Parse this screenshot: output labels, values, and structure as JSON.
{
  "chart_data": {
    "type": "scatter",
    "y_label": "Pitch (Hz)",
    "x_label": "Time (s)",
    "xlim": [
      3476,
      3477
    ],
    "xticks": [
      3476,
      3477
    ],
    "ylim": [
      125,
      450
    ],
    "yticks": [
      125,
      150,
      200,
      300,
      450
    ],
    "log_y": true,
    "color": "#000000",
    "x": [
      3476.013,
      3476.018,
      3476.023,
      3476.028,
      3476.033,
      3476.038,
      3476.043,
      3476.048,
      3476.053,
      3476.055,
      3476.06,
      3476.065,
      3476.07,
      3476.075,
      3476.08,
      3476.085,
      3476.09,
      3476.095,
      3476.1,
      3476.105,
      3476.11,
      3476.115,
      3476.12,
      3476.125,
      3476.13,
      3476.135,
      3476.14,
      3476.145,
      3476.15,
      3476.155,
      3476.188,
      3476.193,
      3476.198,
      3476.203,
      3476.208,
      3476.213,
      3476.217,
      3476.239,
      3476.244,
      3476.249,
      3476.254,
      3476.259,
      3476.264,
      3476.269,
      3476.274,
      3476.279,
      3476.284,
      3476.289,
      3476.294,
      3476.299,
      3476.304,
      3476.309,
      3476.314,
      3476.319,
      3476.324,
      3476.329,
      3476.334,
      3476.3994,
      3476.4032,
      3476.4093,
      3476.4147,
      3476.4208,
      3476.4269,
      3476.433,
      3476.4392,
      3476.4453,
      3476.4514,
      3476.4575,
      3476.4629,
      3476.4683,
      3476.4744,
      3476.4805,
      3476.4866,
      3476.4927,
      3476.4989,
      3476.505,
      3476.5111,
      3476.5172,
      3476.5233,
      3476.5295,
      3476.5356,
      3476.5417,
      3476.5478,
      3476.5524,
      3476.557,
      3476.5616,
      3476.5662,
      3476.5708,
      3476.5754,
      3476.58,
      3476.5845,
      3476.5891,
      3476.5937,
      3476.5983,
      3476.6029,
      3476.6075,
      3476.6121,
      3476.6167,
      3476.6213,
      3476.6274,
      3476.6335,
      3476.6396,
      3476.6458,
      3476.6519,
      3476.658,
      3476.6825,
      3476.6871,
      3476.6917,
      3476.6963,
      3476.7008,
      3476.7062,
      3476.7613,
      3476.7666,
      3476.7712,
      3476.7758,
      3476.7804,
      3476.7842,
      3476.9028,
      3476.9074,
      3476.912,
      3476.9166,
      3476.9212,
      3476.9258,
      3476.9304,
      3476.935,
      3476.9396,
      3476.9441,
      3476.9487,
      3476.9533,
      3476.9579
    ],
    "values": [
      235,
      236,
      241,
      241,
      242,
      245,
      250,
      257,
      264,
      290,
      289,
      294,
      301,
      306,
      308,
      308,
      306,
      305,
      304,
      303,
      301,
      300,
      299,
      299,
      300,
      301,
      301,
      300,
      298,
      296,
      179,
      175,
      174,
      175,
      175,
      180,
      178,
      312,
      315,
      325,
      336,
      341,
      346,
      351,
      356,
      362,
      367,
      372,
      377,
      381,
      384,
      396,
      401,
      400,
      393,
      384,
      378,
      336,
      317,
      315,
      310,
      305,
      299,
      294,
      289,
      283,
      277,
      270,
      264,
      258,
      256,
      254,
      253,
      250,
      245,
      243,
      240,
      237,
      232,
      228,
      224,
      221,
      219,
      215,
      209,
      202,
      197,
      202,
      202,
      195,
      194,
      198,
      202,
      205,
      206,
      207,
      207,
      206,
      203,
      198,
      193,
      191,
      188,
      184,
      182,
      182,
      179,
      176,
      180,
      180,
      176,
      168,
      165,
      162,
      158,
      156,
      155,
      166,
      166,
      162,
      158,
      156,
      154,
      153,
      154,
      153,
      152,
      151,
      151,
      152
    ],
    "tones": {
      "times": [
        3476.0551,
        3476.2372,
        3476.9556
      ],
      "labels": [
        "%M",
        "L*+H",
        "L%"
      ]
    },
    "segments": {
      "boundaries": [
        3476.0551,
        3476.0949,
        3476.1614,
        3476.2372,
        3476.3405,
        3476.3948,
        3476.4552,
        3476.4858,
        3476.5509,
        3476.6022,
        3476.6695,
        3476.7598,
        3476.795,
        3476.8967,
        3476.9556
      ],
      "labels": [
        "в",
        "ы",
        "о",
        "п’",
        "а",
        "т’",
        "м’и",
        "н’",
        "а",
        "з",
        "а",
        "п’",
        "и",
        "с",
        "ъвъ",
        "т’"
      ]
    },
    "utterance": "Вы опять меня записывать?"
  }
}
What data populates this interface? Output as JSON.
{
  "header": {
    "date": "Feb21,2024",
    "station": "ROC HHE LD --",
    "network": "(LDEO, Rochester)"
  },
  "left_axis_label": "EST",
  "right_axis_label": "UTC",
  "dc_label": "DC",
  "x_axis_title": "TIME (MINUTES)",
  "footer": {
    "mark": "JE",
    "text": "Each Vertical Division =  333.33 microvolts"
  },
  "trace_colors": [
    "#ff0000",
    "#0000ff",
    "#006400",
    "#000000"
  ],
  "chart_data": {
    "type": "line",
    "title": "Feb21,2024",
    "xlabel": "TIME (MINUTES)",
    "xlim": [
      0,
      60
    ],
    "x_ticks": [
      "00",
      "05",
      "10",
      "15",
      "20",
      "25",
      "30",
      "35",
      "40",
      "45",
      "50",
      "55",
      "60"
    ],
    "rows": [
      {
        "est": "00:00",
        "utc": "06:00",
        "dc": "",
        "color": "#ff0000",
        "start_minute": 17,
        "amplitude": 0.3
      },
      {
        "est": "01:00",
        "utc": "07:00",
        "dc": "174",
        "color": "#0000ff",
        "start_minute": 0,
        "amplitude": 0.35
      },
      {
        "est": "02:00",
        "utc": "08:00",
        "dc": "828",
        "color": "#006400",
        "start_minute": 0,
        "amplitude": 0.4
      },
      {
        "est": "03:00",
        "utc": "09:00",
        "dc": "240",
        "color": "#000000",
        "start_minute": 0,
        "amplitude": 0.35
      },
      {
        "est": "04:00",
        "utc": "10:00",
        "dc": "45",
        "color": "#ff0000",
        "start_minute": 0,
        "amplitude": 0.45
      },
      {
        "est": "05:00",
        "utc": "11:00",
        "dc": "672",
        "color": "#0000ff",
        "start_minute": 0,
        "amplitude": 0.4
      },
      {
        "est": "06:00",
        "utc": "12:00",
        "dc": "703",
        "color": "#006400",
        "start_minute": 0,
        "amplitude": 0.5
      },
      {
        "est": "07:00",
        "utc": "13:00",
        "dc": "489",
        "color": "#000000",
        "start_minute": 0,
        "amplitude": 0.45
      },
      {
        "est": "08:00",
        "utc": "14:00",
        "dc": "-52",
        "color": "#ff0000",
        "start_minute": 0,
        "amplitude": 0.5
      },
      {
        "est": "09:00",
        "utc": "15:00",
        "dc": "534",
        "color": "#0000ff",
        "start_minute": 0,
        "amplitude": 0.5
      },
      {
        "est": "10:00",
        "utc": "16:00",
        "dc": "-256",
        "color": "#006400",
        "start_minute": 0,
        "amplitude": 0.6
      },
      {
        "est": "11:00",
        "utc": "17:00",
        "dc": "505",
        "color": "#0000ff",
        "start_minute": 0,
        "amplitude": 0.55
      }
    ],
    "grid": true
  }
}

Short exercise —
Quote every record above exactly.

Answer for this exercise —
Parse this screenshot: output labels, values, and structure as JSON.
{
  "chart_data": {
    "type": "scatter",
    "y_label": "Pitch (Hz)",
    "x_label": "Time (s)",
    "xlim": [
      3476,
      3477
    ],
    "xticks": [
      3476,
      3477
    ],
    "ylim": [
      125,
      450
    ],
    "yticks": [
      125,
      150,
      200,
      300,
      450
    ],
    "log_y": true,
    "color": "#000000",
    "x": [
      3476.013,
      3476.018,
      3476.023,
      3476.028,
      3476.033,
      3476.038,
      3476.043,
      3476.048,
      3476.053,
      3476.055,
      3476.06,
      3476.065,
      3476.07,
      3476.075,
      3476.08,
      3476.085,
      3476.09,
      3476.095,
      3476.1,
      3476.105,
      3476.11,
      3476.115,
      3476.12,
      3476.125,
      3476.13,
      3476.135,
      3476.14,
      3476.145,
      3476.15,
      3476.155,
      3476.188,
      3476.193,
      3476.198,
      3476.203,
      3476.208,
      3476.213,
      3476.217,
      3476.239,
      3476.244,
      3476.249,
      3476.254,
      3476.259,
      3476.264,
      3476.269,
      3476.274,
      3476.279,
      3476.284,
      3476.289,
      3476.294,
      3476.299,
      3476.304,
      3476.309,
      3476.314,
      3476.319,
      3476.324,
      3476.329,
      3476.334,
      3476.3994,
      3476.4032,
      3476.4093,
      3476.4147,
      3476.4208,
      3476.4269,
      3476.433,
      3476.4392,
      3476.4453,
      3476.4514,
      3476.4575,
      3476.4629,
      3476.4683,
      3476.4744,
      3476.4805,
      3476.4866,
      3476.4927,
      3476.4989,
      3476.505,
      3476.5111,
      3476.5172,
      3476.5233,
      3476.5295,
      3476.5356,
      3476.5417,
      3476.5478,
      3476.5524,
      3476.557,
      3476.5616,
      3476.5662,
      3476.5708,
      3476.5754,
      3476.58,
      3476.5845,
      3476.5891,
      3476.5937,
      3476.5983,
      3476.6029,
      3476.6075,
      3476.6121,
      3476.6167,
      3476.6213,
      3476.6274,
      3476.6335,
      3476.6396,
      3476.6458,
      3476.6519,
      3476.658,
      3476.6825,
      3476.6871,
      3476.6917,
      3476.6963,
      3476.7008,
      3476.7062,
      3476.7613,
      3476.7666,
      3476.7712,
      3476.7758,
      3476.7804,
      3476.7842,
      3476.9028,
      3476.9074,
      3476.912,
      3476.9166,
      3476.9212,
      3476.9258,
      3476.9304,
      3476.935,
      3476.9396,
      3476.9441,
      3476.9487,
      3476.9533,
      3476.9579
    ],
    "values": [
      235,
      236,
      241,
      241,
      242,
      245,
      250,
      257,
      264,
      290,
      289,
      294,
      301,
      306,
      308,
      308,
      306,
      305,
      304,
      303,
      301,
      300,
      299,
      299,
      300,
      301,
      301,
      300,
      298,
      296,
      179,
      175,
      174,
      175,
      175,
      180,
      178,
      312,
      315,
      325,
      336,
      341,
      346,
      351,
      356,
      362,
      367,
      372,
      377,
      381,
      384,
      396,
      401,
      400,
      393,
      384,
      378,
      336,
      317,
      315,
      310,
      305,
      299,
      294,
      289,
      283,
      277,
      270,
      264,
      258,
      256,
      254,
      253,
      250,
      245,
      243,
      240,
      237,
      232,
      228,
      224,
      221,
      219,
      215,
      209,
      202,
      197,
      202,
      202,
      195,
      194,
      198,
      202,
      205,
      206,
      207,
      207,
      206,
      203,
      198,
      193,
      191,
      188,
      184,
      182,
      182,
      179,
      176,
      180,
      180,
      176,
      168,
      165,
      162,
      158,
      156,
      155,
      166,
      166,
      162,
      158,
      156,
      154,
      153,
      154,
      153,
      152,
      151,
      151,
      152
    ],
    "tones": {
      "times": [
        3476.0551,
        3476.2372,
        3476.9556
      ],
      "labels": [
        "%M",
        "L*+H",
        "L%"
      ]
    },
    "segments": {
      "boundaries": [
        3476.0551,
        3476.0949,
        3476.1614,
        3476.2372,
        3476.3405,
        3476.3948,
        3476.4552,
        3476.4858,
        3476.5509,
        3476.6022,
        3476.6695,
        3476.7598,
        3476.795,
        3476.8967,
        3476.9556
      ],
      "labels": [
        "в",
        "ы",
        "о",
        "п’",
        "а",
        "т’",
        "м’и",
        "н’",
        "а",
        "з",
        "а",
        "п’",
        "и",
        "с",
        "ъвъ",
        "т’"
      ]
    },
    "utterance": "Вы опять меня записывать?"
  }
}
What data populates this interface? Output as JSON.
{
  "header": {
    "date": "Feb21,2024",
    "station": "ROC HHE LD --",
    "network": "(LDEO, Rochester)"
  },
  "left_axis_label": "EST",
  "right_axis_label": "UTC",
  "dc_label": "DC",
  "x_axis_title": "TIME (MINUTES)",
  "footer": {
    "mark": "JE",
    "text": "Each Vertical Division =  333.33 microvolts"
  },
  "trace_colors": [
    "#ff0000",
    "#0000ff",
    "#006400",
    "#000000"
  ],
  "chart_data": {
    "type": "line",
    "title": "Feb21,2024",
    "xlabel": "TIME (MINUTES)",
    "xlim": [
      0,
      60
    ],
    "x_ticks": [
      "00",
      "05",
      "10",
      "15",
      "20",
      "25",
      "30",
      "35",
      "40",
      "45",
      "50",
      "55",
      "60"
    ],
    "rows": [
      {
        "est": "00:00",
        "utc": "06:00",
        "dc": "",
        "color": "#ff0000",
        "start_minute": 17,
        "amplitude": 0.3
      },
      {
        "est": "01:00",
        "utc": "07:00",
        "dc": "174",
        "color": "#0000ff",
        "start_minute": 0,
        "amplitude": 0.35
      },
      {
        "est": "02:00",
        "utc": "08:00",
        "dc": "828",
        "color": "#006400",
        "start_minute": 0,
        "amplitude": 0.4
      },
      {
        "est": "03:00",
        "utc": "09:00",
        "dc": "240",
        "color": "#000000",
        "start_minute": 0,
        "amplitude": 0.35
      },
      {
        "est": "04:00",
        "utc": "10:00",
        "dc": "45",
        "color": "#ff0000",
        "start_minute": 0,
        "amplitude": 0.45
      },
      {
        "est": "05:00",
        "utc": "11:00",
        "dc": "672",
        "color": "#0000ff",
        "start_minute": 0,
        "amplitude": 0.4
      },
      {
        "est": "06:00",
        "utc": "12:00",
        "dc": "703",
        "color": "#006400",
        "start_minute": 0,
        "amplitude": 0.5
      },
      {
        "est": "07:00",
        "utc": "13:00",
        "dc": "489",
        "color": "#000000",
        "start_minute": 0,
        "amplitude": 0.45
      },
      {
        "est": "08:00",
        "utc": "14:00",
        "dc": "-52",
        "color": "#ff0000",
        "start_minute": 0,
        "amplitude": 0.5
      },
      {
        "est": "09:00",
        "utc": "15:00",
        "dc": "534",
        "color": "#0000ff",
        "start_minute": 0,
        "amplitude": 0.5
      },
      {
        "est": "10:00",
        "utc": "16:00",
        "dc": "-256",
        "color": "#006400",
        "start_minute": 0,
        "amplitude": 0.6
      },
      {
        "est": "11:00",
        "utc": "17:00",
        "dc": "505",
        "color": "#0000ff",
        "start_minute": 0,
        "amplitude": 0.55
      }
    ],
    "grid": true
  }
}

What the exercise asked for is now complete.